-- What you are asked to do --
Transcribe the listing exactly, leaving out every picture.

-- Exercise materials --

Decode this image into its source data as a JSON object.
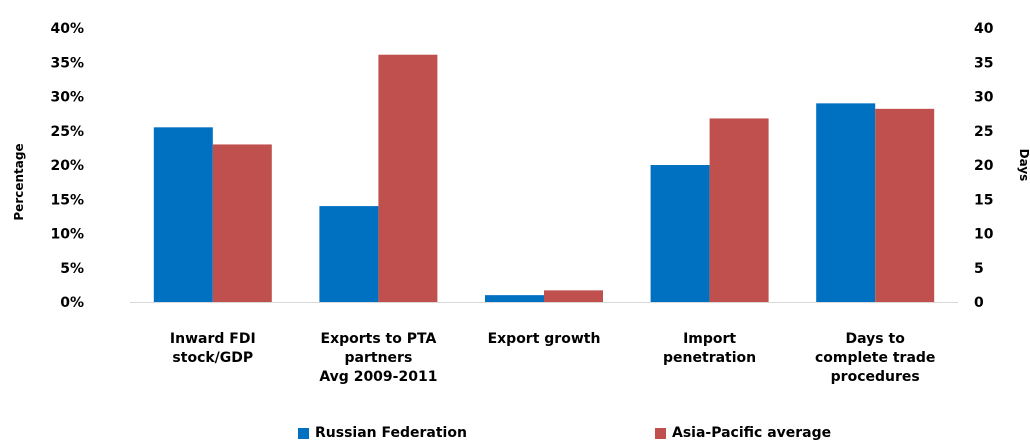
{
  "chart_data": {
    "type": "bar",
    "categories": [
      [
        "Inward FDI",
        "stock/GDP"
      ],
      [
        "Exports to PTA",
        "partners",
        "Avg 2009-2011"
      ],
      [
        "Export growth"
      ],
      [
        "Import",
        "penetration"
      ],
      [
        "Days to",
        "complete trade",
        "procedures"
      ]
    ],
    "series": [
      {
        "name": "Russian Federation",
        "color": "#0070c0",
        "values": [
          25.5,
          14.0,
          1.0,
          20.0,
          29.0
        ]
      },
      {
        "name": "Asia-Pacific average",
        "color": "#c0504d",
        "values": [
          23.0,
          36.1,
          1.7,
          26.8,
          28.2
        ]
      }
    ],
    "ylabel": "Percentage",
    "y2label": "Days",
    "ylim": [
      0,
      40
    ],
    "y2lim": [
      0,
      40
    ],
    "yticks": [
      "0%",
      "5%",
      "10%",
      "15%",
      "20%",
      "25%",
      "30%",
      "35%",
      "40%"
    ],
    "y2ticks": [
      "0",
      "5",
      "10",
      "15",
      "20",
      "25",
      "30",
      "35",
      "40"
    ],
    "grid": false,
    "legend_position": "bottom"
  }
}
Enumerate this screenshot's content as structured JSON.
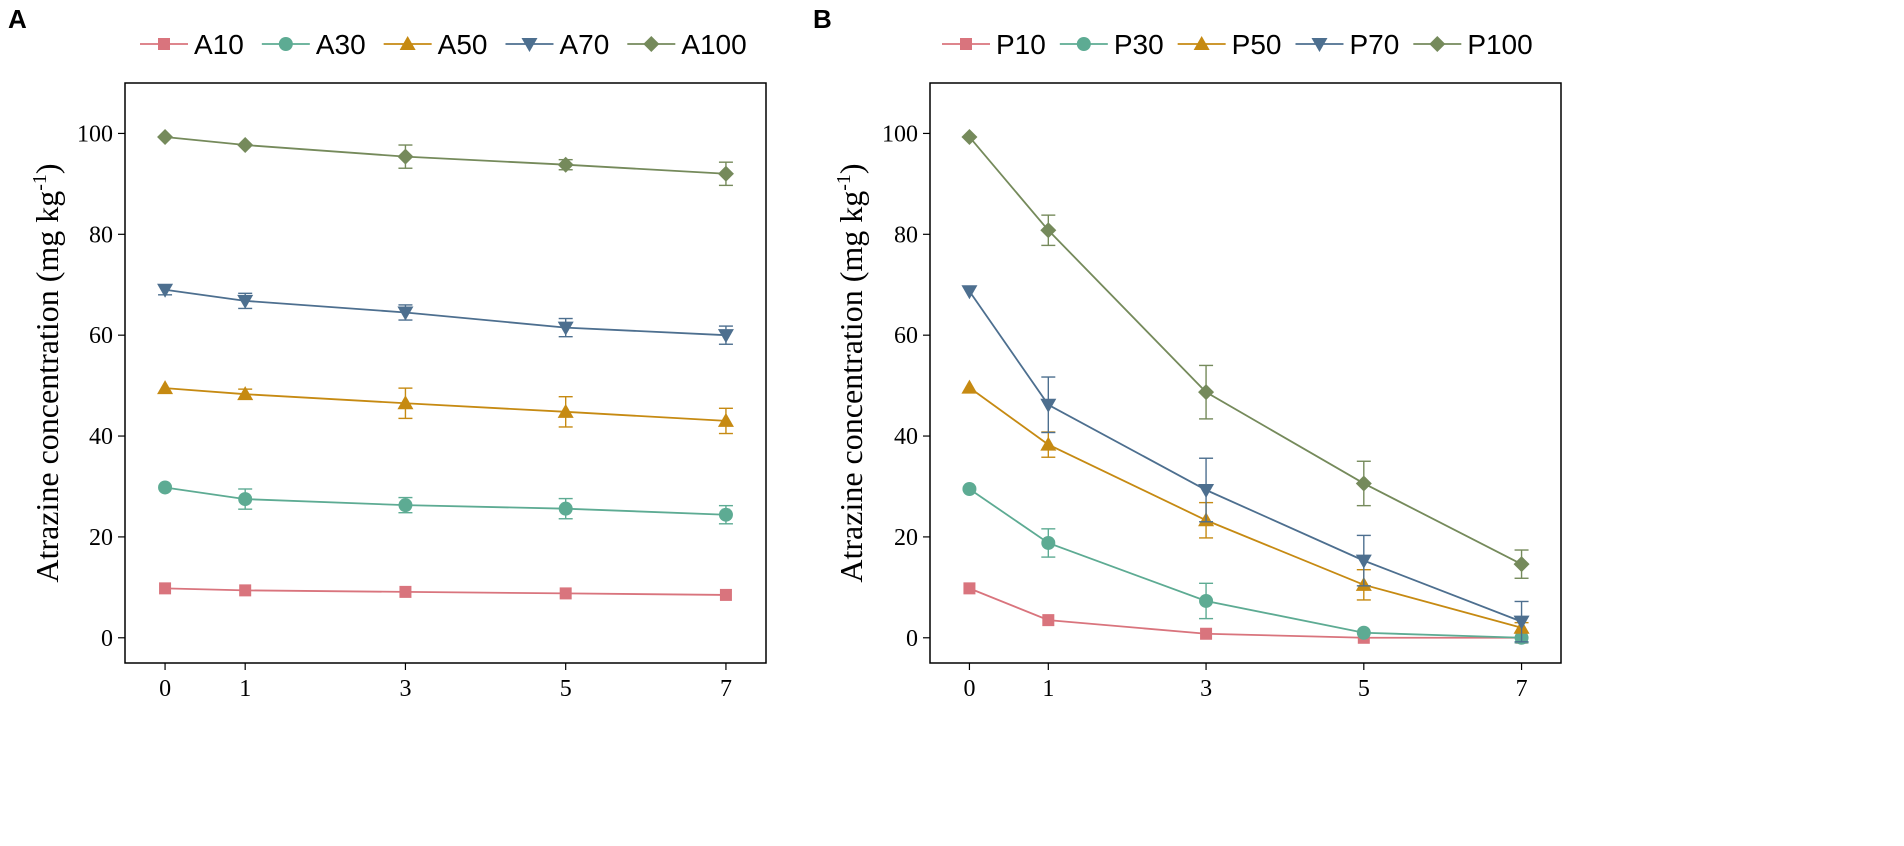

-- Task response --
Decode this image into its source data as a JSON object.
{
  "chart_data": {
    "type": "bar",
    "categories": [
      [
        "Inward FDI",
        "stock/GDP"
      ],
      [
        "Exports to PTA",
        "partners",
        "Avg 2009-2011"
      ],
      [
        "Export growth"
      ],
      [
        "Import",
        "penetration"
      ],
      [
        "Days to",
        "complete trade",
        "procedures"
      ]
    ],
    "series": [
      {
        "name": "Russian Federation",
        "color": "#0070c0",
        "values": [
          25.5,
          14.0,
          1.0,
          20.0,
          29.0
        ]
      },
      {
        "name": "Asia-Pacific average",
        "color": "#c0504d",
        "values": [
          23.0,
          36.1,
          1.7,
          26.8,
          28.2
        ]
      }
    ],
    "ylabel": "Percentage",
    "y2label": "Days",
    "ylim": [
      0,
      40
    ],
    "y2lim": [
      0,
      40
    ],
    "yticks": [
      "0%",
      "5%",
      "10%",
      "15%",
      "20%",
      "25%",
      "30%",
      "35%",
      "40%"
    ],
    "y2ticks": [
      "0",
      "5",
      "10",
      "15",
      "20",
      "25",
      "30",
      "35",
      "40"
    ],
    "grid": false,
    "legend_position": "bottom"
  }
}
Enumerate this screenshot's content as structured JSON.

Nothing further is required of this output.